◆ Problem requirements:
Locate the word "name" in the data below, then copy every line that holds it.

Stored items

>> Begin

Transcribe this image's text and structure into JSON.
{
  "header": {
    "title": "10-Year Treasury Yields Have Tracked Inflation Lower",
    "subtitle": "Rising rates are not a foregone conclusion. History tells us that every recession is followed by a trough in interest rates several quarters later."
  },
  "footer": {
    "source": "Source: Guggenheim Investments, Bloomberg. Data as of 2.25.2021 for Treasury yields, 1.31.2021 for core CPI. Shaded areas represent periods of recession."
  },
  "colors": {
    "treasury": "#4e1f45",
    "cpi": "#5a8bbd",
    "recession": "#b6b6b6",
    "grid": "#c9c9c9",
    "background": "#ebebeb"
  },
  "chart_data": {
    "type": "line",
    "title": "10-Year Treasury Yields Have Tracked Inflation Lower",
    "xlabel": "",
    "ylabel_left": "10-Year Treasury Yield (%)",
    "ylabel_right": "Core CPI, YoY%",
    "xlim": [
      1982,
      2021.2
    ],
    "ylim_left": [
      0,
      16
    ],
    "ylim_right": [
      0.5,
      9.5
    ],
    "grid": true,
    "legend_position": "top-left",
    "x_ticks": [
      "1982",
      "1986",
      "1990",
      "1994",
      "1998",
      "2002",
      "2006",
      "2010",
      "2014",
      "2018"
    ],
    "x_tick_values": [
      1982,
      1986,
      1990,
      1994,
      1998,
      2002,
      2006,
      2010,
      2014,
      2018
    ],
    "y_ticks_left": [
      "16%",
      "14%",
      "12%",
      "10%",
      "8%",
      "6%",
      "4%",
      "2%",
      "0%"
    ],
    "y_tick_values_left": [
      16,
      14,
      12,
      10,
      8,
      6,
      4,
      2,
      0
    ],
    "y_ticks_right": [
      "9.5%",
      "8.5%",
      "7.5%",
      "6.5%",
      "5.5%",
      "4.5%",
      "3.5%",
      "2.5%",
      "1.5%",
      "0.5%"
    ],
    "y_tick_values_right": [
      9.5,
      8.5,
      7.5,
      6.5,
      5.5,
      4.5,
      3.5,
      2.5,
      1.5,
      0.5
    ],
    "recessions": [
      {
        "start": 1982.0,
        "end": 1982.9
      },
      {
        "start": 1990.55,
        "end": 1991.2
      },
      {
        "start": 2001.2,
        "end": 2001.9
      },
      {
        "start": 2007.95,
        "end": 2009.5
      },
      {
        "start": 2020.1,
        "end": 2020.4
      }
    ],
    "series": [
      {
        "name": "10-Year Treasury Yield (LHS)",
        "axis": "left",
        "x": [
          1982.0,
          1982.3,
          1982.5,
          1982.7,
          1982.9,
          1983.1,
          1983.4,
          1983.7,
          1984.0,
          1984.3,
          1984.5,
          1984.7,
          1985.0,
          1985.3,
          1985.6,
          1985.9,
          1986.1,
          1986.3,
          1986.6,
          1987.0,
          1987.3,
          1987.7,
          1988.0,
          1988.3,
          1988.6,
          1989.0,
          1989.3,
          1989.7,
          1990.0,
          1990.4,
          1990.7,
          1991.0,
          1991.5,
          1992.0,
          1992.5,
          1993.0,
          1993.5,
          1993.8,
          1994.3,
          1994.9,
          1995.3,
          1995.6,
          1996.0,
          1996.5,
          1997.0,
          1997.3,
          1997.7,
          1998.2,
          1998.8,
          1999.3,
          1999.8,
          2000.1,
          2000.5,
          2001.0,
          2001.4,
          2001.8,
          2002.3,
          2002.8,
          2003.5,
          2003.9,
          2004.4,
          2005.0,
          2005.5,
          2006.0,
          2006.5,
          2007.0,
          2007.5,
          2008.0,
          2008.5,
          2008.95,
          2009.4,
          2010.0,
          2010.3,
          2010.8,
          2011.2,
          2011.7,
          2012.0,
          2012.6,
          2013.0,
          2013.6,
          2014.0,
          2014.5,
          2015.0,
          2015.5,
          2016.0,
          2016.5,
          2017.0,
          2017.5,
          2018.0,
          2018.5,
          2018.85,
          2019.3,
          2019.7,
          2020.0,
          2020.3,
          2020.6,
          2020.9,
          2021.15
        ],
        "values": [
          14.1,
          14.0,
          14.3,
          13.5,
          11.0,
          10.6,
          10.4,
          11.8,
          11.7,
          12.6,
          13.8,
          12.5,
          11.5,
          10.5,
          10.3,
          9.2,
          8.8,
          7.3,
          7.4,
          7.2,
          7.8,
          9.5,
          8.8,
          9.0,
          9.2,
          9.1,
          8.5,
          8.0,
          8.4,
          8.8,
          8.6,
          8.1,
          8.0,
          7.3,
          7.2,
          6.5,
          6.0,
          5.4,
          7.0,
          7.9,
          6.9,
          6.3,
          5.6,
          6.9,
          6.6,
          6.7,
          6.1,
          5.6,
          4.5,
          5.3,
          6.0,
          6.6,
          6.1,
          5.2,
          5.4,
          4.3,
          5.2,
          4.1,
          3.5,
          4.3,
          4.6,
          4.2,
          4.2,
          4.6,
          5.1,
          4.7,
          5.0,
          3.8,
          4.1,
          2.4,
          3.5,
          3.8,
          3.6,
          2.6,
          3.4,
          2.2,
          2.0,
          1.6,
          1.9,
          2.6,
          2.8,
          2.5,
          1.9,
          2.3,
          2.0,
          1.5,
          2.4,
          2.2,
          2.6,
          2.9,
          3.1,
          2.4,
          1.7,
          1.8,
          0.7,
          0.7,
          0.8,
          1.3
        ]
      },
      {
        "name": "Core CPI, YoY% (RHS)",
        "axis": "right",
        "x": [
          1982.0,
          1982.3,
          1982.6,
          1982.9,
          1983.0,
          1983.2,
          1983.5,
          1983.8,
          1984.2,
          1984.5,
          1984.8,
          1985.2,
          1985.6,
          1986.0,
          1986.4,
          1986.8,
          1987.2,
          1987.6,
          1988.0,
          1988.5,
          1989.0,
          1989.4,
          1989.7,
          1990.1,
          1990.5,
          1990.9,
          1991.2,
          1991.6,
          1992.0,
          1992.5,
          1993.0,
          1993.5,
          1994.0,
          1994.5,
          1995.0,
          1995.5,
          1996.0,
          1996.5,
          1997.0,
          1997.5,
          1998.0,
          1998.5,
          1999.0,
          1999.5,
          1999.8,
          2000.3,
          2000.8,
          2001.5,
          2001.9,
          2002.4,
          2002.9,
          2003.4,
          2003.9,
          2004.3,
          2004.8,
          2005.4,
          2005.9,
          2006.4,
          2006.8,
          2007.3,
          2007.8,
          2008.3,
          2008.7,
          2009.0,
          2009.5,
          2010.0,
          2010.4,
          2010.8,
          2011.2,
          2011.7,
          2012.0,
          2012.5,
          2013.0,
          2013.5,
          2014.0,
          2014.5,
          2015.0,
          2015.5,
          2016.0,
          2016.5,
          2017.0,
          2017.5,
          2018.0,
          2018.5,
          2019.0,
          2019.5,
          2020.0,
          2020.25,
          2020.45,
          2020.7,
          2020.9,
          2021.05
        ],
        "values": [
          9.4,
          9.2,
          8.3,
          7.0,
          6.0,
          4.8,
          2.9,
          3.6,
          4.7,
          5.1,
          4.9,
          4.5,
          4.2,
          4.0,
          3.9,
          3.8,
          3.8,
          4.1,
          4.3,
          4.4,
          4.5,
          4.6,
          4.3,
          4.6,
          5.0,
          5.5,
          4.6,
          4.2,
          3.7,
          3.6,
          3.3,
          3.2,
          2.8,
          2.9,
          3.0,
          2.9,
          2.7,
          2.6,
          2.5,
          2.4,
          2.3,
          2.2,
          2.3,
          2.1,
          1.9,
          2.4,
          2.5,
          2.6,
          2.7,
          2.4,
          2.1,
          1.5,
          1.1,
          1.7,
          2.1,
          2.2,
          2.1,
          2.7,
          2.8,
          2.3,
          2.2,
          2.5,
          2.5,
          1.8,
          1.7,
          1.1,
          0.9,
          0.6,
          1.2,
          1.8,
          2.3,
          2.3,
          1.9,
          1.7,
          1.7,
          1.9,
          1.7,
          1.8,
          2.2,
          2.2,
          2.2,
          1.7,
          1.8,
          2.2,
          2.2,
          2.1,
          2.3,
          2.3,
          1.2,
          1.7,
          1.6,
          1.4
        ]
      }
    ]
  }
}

>> End

◆ Answer to the exercise:
        "name": "10-Year Treasury Yield (LHS)",
        "name": "Core CPI, YoY% (RHS)",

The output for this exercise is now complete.